**PASSAGE PROVIDED:**

# Anybody still use Natural Balance?



## camfan (Oct 30, 2006)

I think we lost a lot of NB users when they had those recalls this past summer. I stuck with it--tried a few others but, even after weeks of trial, Ollie didn't do well on other foods. SO...we still use NB duck and potato. They just came out with a small bites version that FINALLY made it to the stores in NH (where I shop). Talk about small, lol. They are SO small--they are the size of the emoticon smiley face here on sm, lol. But I like them better than the giant kibbles, and I think Ollie does, too.


----------



## sophie (Jul 9, 2006)

Pam, mine still eat the NB duck and potatoe - since Annie's come along Sophie is scarfing it up much to my delight. I will have to look for the small kibbles next time I run out. I've been very happy with the NB.


----------



## abbey (Apr 4, 2005)

Abbey wouldn't eat NB - I think because of the size. I'll have to check & see if our Petco has the small kibble.  I need to find her a new food!


----------



## halfpin21 (Nov 22, 2005)

We still use NB Duck & Potato b/c of Matrix's allergies...I didn't know they had a bite size version...I should check it out...


----------



## saltymalty (Sep 14, 2004)

We still use Natural Balance formulas. I just received an email from them and they are reintroducing the venison formula! That is V'doggie's favorite. All formulas are available in the small bite size.


----------



## phesty (May 30, 2006)

I just switched Josie back to Natural Balance Duck and Potato because the store that sells the Nature's Variety that she was eating is too far from my house to be convenient. Petco is about four blocks away, so it's so handy to stop in and pick up food for Josie. She really loves the Natural Balance and her tearing has lessened too! I'll have to see if they start carrying the small bites and try it, although I do think Josie likes her "cookie crisp."

Josie says: My mommy loves me soooo much, she gives me cookies for breakfast, lunch and dinner!


----------



## hmc (Oct 22, 2007)

We are on NB. Tried Royal Canin. He loves it but he grows too fast. Tried Canidae. He doesn't like it.

I am mixing Duck & potato and Sweet potato & fish for him.

**EXTRACTED RECORDS:**
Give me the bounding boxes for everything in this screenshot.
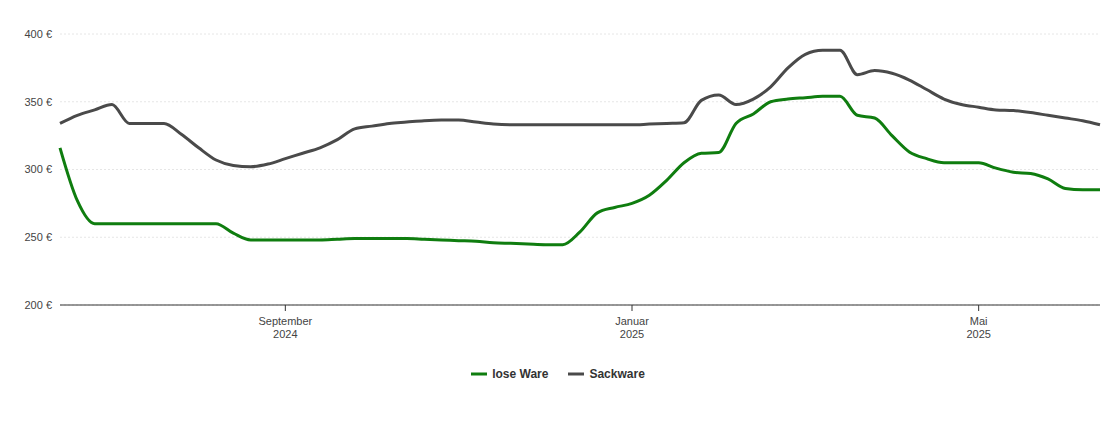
html-text:Sackware: Sackware — [589, 367, 645, 381]
svg-text:250 €: 250 € — [24, 231, 52, 243]
svg-text:September2024: September2024 — [258, 315, 312, 340]
svg-text:300 €: 300 € — [24, 163, 52, 175]
svg-text:Mai2025: Mai2025 — [966, 315, 990, 340]
svg-text:Januar2025: Januar2025 — [615, 315, 649, 340]
svg-text:200 €: 200 € — [24, 299, 52, 311]
html-text:lose Ware: lose Ware — [492, 367, 549, 381]
svg-text:400 €: 400 € — [24, 28, 52, 40]
svg-text:350 €: 350 € — [24, 96, 52, 108]
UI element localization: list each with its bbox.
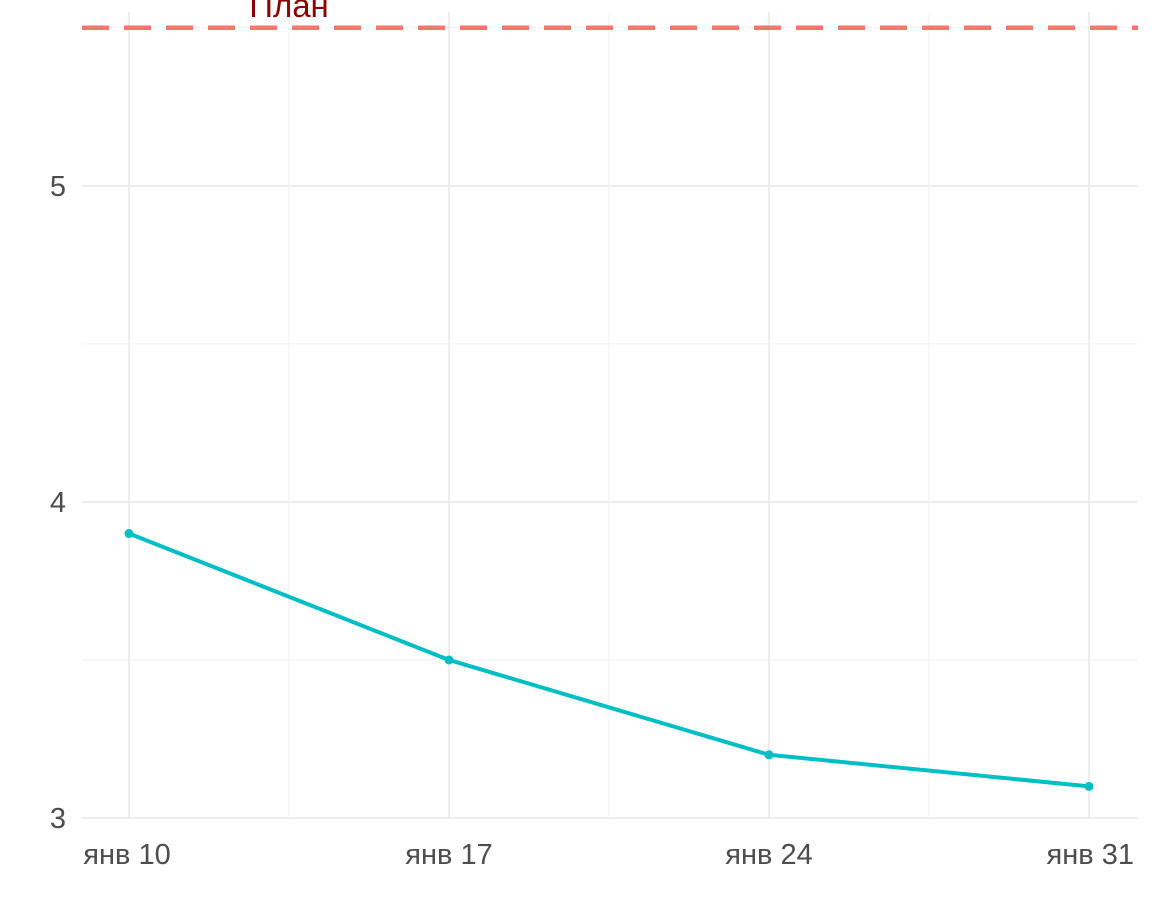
y-tick-label: 5 (50, 171, 66, 203)
plan-reference-label: План (249, 0, 329, 24)
y-tick-label: 3 (50, 803, 66, 835)
reference-line-group: План (82, 0, 1138, 31)
data-point (444, 655, 454, 665)
x-tick-label: янв 17 (405, 839, 492, 871)
y-tick-label: 4 (50, 487, 66, 519)
x-axis-tick-labels: янв 10 янв 17 янв 24 янв 31 (83, 839, 1134, 871)
data-point (1084, 781, 1094, 791)
x-tick-label: янв 10 (83, 839, 170, 871)
series-group (124, 529, 1094, 791)
series-line (127, 531, 1091, 789)
x-tick-label: янв 24 (725, 839, 812, 871)
data-point (124, 529, 134, 539)
data-point (764, 750, 774, 760)
x-tick-label: янв 31 (1047, 839, 1134, 871)
grid (82, 12, 1138, 819)
y-axis-tick-labels: 3 4 5 (50, 171, 66, 835)
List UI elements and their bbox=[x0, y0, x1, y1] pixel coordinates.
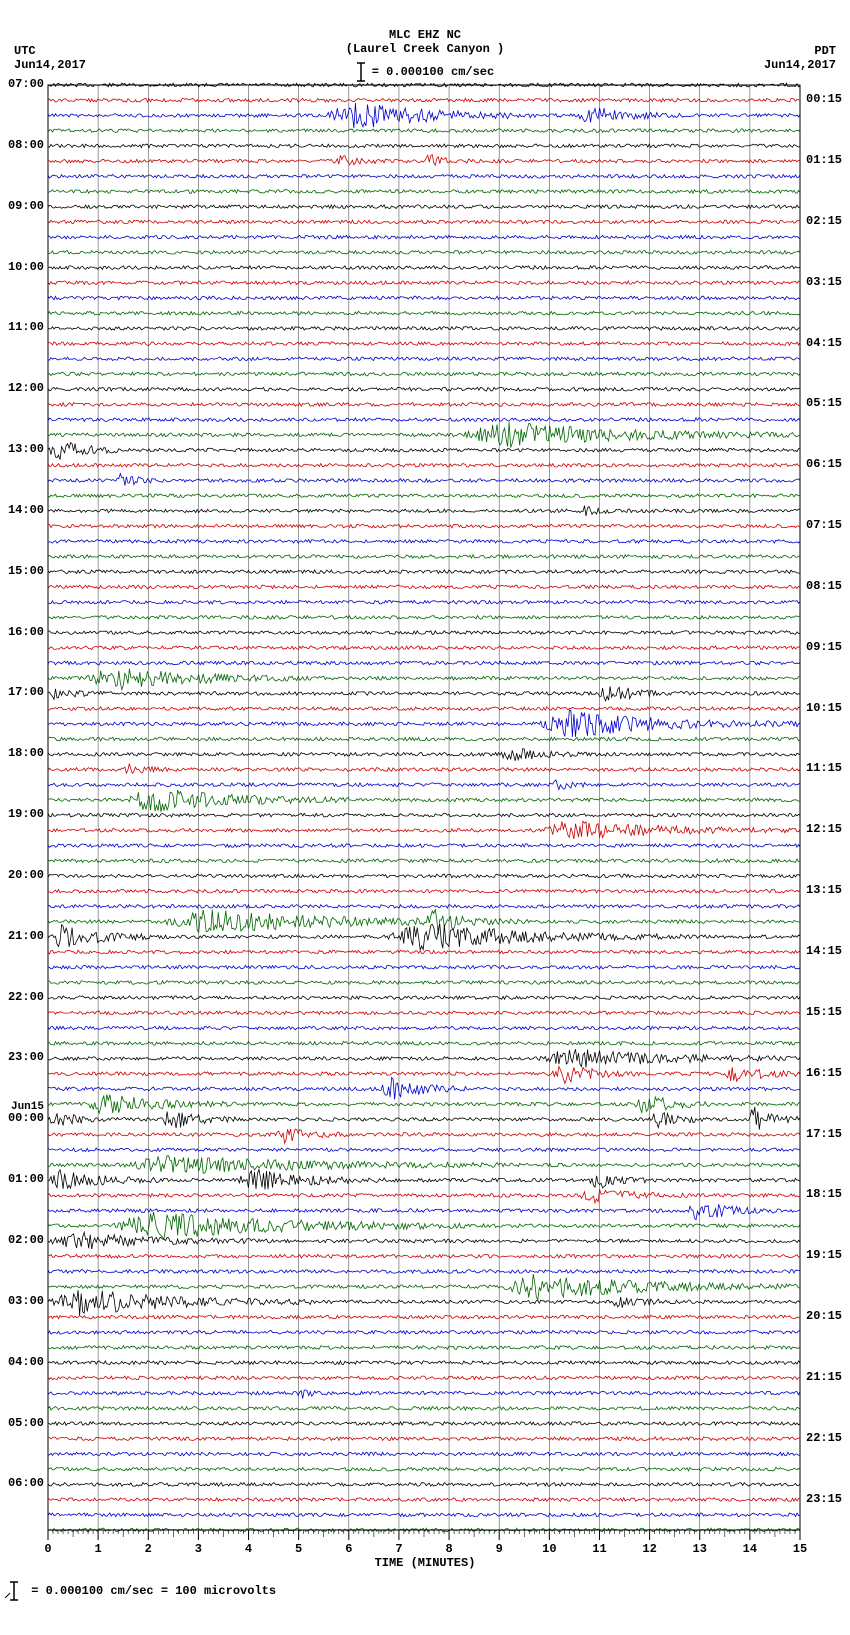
y-left-label: 10:00 bbox=[2, 260, 44, 274]
y-left-label: 22:00 bbox=[2, 990, 44, 1004]
x-tick-label: 11 bbox=[589, 1542, 609, 1556]
y-left-label: 11:00 bbox=[2, 320, 44, 334]
x-tick-label: 15 bbox=[790, 1542, 810, 1556]
footnote: = 0.000100 cm/sec = 100 microvolts bbox=[2, 1580, 276, 1602]
tz-left-label: UTC bbox=[14, 44, 86, 58]
y-left-label: 08:00 bbox=[2, 138, 44, 152]
x-tick-label: 3 bbox=[188, 1542, 208, 1556]
tz-right-label: PDT bbox=[764, 44, 836, 58]
x-tick-label: 12 bbox=[640, 1542, 660, 1556]
tz-left-date: Jun14,2017 bbox=[14, 58, 86, 72]
y-left-label: 12:00 bbox=[2, 381, 44, 395]
y-right-label: 06:15 bbox=[806, 457, 848, 471]
y-right-label: 09:15 bbox=[806, 640, 848, 654]
y-left-label: 23:00 bbox=[2, 1050, 44, 1064]
y-right-label: 22:15 bbox=[806, 1431, 848, 1445]
tz-left: UTC Jun14,2017 bbox=[14, 44, 86, 73]
footnote-text: = 0.000100 cm/sec = 100 microvolts bbox=[31, 1584, 276, 1598]
y-right-label: 23:15 bbox=[806, 1492, 848, 1506]
y-left-label: 17:00 bbox=[2, 685, 44, 699]
scale-indicator: = 0.000100 cm/sec bbox=[0, 61, 850, 83]
y-right-label: 13:15 bbox=[806, 883, 848, 897]
y-left-label: 01:00 bbox=[2, 1172, 44, 1186]
x-axis-label: TIME (MINUTES) bbox=[0, 1556, 850, 1570]
y-right-label: 02:15 bbox=[806, 214, 848, 228]
y-left-label: Jun1500:00 bbox=[2, 1101, 44, 1125]
y-right-label: 15:15 bbox=[806, 1005, 848, 1019]
x-tick-label: 2 bbox=[138, 1542, 158, 1556]
x-tick-label: 0 bbox=[38, 1542, 58, 1556]
y-right-label: 00:15 bbox=[806, 92, 848, 106]
tz-right: PDT Jun14,2017 bbox=[764, 44, 836, 73]
x-tick-label: 4 bbox=[239, 1542, 259, 1556]
y-right-label: 07:15 bbox=[806, 518, 848, 532]
y-right-label: 04:15 bbox=[806, 336, 848, 350]
y-left-label: 15:00 bbox=[2, 564, 44, 578]
scale-text: = 0.000100 cm/sec bbox=[372, 65, 494, 79]
x-tick-label: 1 bbox=[88, 1542, 108, 1556]
y-right-label: 05:15 bbox=[806, 396, 848, 410]
x-tick-label: 10 bbox=[539, 1542, 559, 1556]
y-left-label: 04:00 bbox=[2, 1355, 44, 1369]
y-left-label: 21:00 bbox=[2, 929, 44, 943]
y-right-label: 11:15 bbox=[806, 761, 848, 775]
y-left-label: 06:00 bbox=[2, 1476, 44, 1490]
y-right-label: 20:15 bbox=[806, 1309, 848, 1323]
y-left-label: 13:00 bbox=[2, 442, 44, 456]
x-tick-label: 9 bbox=[489, 1542, 509, 1556]
y-right-label: 01:15 bbox=[806, 153, 848, 167]
y-right-label: 18:15 bbox=[806, 1187, 848, 1201]
y-right-label: 10:15 bbox=[806, 701, 848, 715]
y-left-label: 02:00 bbox=[2, 1233, 44, 1247]
y-right-label: 21:15 bbox=[806, 1370, 848, 1384]
x-tick-label: 8 bbox=[439, 1542, 459, 1556]
title-block: MLC EHZ NC (Laurel Creek Canyon ) = 0.00… bbox=[0, 28, 850, 83]
station-name: (Laurel Creek Canyon ) bbox=[0, 42, 850, 56]
tz-right-date: Jun14,2017 bbox=[764, 58, 836, 72]
y-left-label: 19:00 bbox=[2, 807, 44, 821]
x-tick-label: 5 bbox=[289, 1542, 309, 1556]
x-tick-label: 6 bbox=[339, 1542, 359, 1556]
y-left-label: 20:00 bbox=[2, 868, 44, 882]
y-right-label: 19:15 bbox=[806, 1248, 848, 1262]
y-left-label: 09:00 bbox=[2, 199, 44, 213]
y-right-label: 16:15 bbox=[806, 1066, 848, 1080]
y-right-label: 08:15 bbox=[806, 579, 848, 593]
y-right-label: 17:15 bbox=[806, 1127, 848, 1141]
y-left-label: 16:00 bbox=[2, 625, 44, 639]
x-tick-label: 13 bbox=[690, 1542, 710, 1556]
y-right-label: 14:15 bbox=[806, 944, 848, 958]
y-left-label: 07:00 bbox=[2, 77, 44, 91]
y-right-label: 03:15 bbox=[806, 275, 848, 289]
y-left-label: 03:00 bbox=[2, 1294, 44, 1308]
x-tick-label: 14 bbox=[740, 1542, 760, 1556]
y-left-label: 14:00 bbox=[2, 503, 44, 517]
y-left-label: 05:00 bbox=[2, 1416, 44, 1430]
y-left-label: 18:00 bbox=[2, 746, 44, 760]
seismogram-helicorder: MLC EHZ NC (Laurel Creek Canyon ) = 0.00… bbox=[0, 0, 850, 1635]
y-right-label: 12:15 bbox=[806, 822, 848, 836]
helicorder-plot bbox=[0, 0, 850, 1595]
x-tick-label: 7 bbox=[389, 1542, 409, 1556]
station-code: MLC EHZ NC bbox=[0, 28, 850, 42]
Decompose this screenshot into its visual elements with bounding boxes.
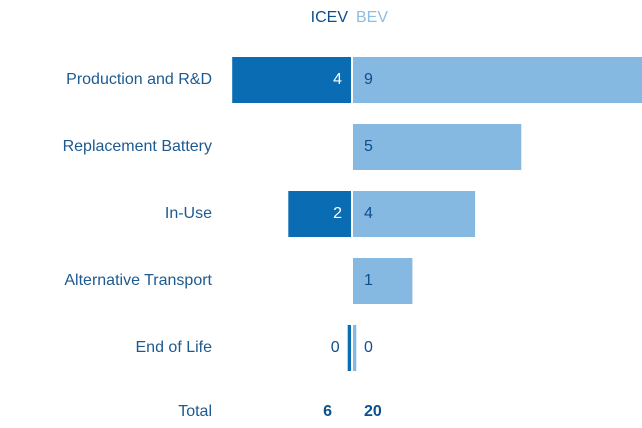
bar xyxy=(353,258,413,304)
category-label: Production and R&D xyxy=(66,71,212,88)
bar xyxy=(353,124,522,170)
category-label: In-Use xyxy=(165,205,212,222)
data-label: 4 xyxy=(364,205,373,222)
legend-label: ICEV xyxy=(311,9,349,26)
bar xyxy=(353,57,642,103)
data-label: 4 xyxy=(333,71,342,88)
bar xyxy=(353,325,357,371)
category-label: End of Life xyxy=(136,339,213,356)
bar xyxy=(347,325,351,371)
bar xyxy=(232,57,351,103)
total-label: Total xyxy=(178,403,212,420)
data-label: 0 xyxy=(364,339,373,356)
legend-label: BEV xyxy=(356,9,388,26)
bar xyxy=(288,191,351,237)
data-label: 5 xyxy=(364,138,373,155)
data-label: 0 xyxy=(331,339,340,356)
total-value: 20 xyxy=(364,403,382,420)
data-label: 1 xyxy=(364,272,373,289)
bar xyxy=(353,191,476,237)
data-label: 9 xyxy=(364,71,373,88)
category-label: Alternative Transport xyxy=(64,272,212,289)
data-label: 2 xyxy=(333,205,342,222)
total-value: 6 xyxy=(323,403,332,420)
category-label: Replacement Battery xyxy=(63,138,212,155)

**WRITTEN INSTRUCTION 1:**
In the Natural Balance thread, which formula does saltymalty's email say is being reintroduced?
**WRITTEN INSTRUCTION 2:**
Please write a continuation of the Natural Balance thread, starting after its final post.
The entries stand apart from the Natural Balance thread.

**RIGHT ANSWER 1:**
The venison formula.

**RIGHT ANSWER 2:**
----------



## saltymalty (Sep 14, 2004)

> We are on NB. Tried Royal Canin. He loves it but he grows too fast. Tried Canidae. He doesn't like it.
> 
> I am mixing Duck & potato and Sweet potato & fish for him.[/B]



Is your dog a puppy?


----------



## hmc (Oct 22, 2007)

> > index.php?act=findpost&pid=472176
> 
> 
> 
> ...


Yes. He is already 6 lbs at 5 months.


----------



## saltymalty (Sep 14, 2004)

> > index.php?act=findpost&pid=472183
> 
> 
> 
> ...


You might want to consult your vet. My understanding is that weight gain in pups is a good thing. You don't want to restrict his diet because he still is growing. If he did well on Royal Canin, then you should ask your vet about keeping him on that formula.


----------



## belibaby14 (Mar 21, 2007)

I'm thinking about switching Belinha to NB. She is on Nutro, which I think is causing her to tear stain too much.


----------



## chiquita (Sep 1, 2007)

I use NB Potatoes and duck formula small bite kibble for Cora, mixed with two spoons of the canned NB or Merrick. I saw that a lot of users on this forum were happy with NB and decided to start Cora on it. She's been doing great with it And from what I understand, i do believe the company tested the potato and duck formula while the rest of the recalls were going and found it to be safe. However when using merrick canned food, Cora does seem to gobble up her kibble faster. (merrick canned does look better then NB canned.)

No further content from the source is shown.